### Short exercise:
Transcribe every entry word for word, leaving out all images.

### Material provided:

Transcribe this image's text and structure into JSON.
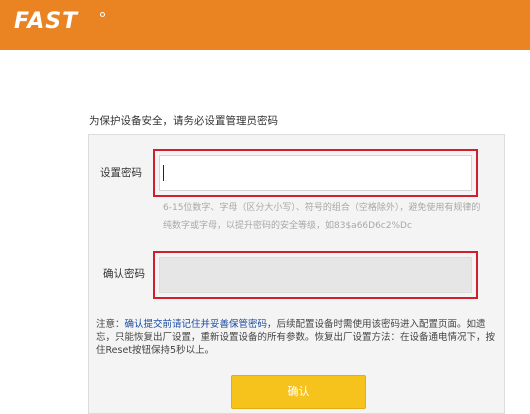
{
  "header": {
    "logo_text": "FAST",
    "brand_color": "#ea8423"
  },
  "intro_text": "为保护设备安全，请务必设置管理员密码",
  "form": {
    "password_label": "设置密码",
    "password_value": "",
    "hint_text": "6-15位数字、字母（区分大小写）、符号的组合（空格除外），避免使用有规律的纯数字或字母，以提升密码的安全等级，如83$a66D6c2%Dc",
    "confirm_label": "确认密码",
    "confirm_value": "",
    "highlight_color": "#cf1f2e"
  },
  "notice": {
    "prefix": "注意：",
    "highlight": "确认提交前请记住并妥善保管密码",
    "rest": "，后续配置设备时需使用该密码进入配置页面。如遗忘，只能恢复出厂设置，重新设置设备的所有参数。恢复出厂设置方法：在设备通电情况下，按住Reset按钮保持5秒以上。"
  },
  "buttons": {
    "confirm_label": "确认",
    "confirm_color": "#f6c21c"
  }
}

### Correct answer:
Transcribe this image's text and structure into JSON.
{
  "header": {
    "logo_text": "FAST",
    "brand_color": "#ea8423"
  },
  "intro_text": "为保护设备安全，请务必设置管理员密码",
  "form": {
    "password_label": "设置密码",
    "password_value": "",
    "hint_text": "6-15位数字、字母（区分大小写）、符号的组合（空格除外），避免使用有规律的纯数字或字母，以提升密码的安全等级，如83$a66D6c2%Dc",
    "confirm_label": "确认密码",
    "confirm_value": "",
    "highlight_color": "#cf1f2e"
  },
  "notice": {
    "prefix": "注意：",
    "highlight": "确认提交前请记住并妥善保管密码",
    "rest": "，后续配置设备时需使用该密码进入配置页面。如遗忘，只能恢复出厂设置，重新设置设备的所有参数。恢复出厂设置方法：在设备通电情况下，按住Reset按钮保持5秒以上。"
  },
  "buttons": {
    "confirm_label": "确认",
    "confirm_color": "#f6c21c"
  }
}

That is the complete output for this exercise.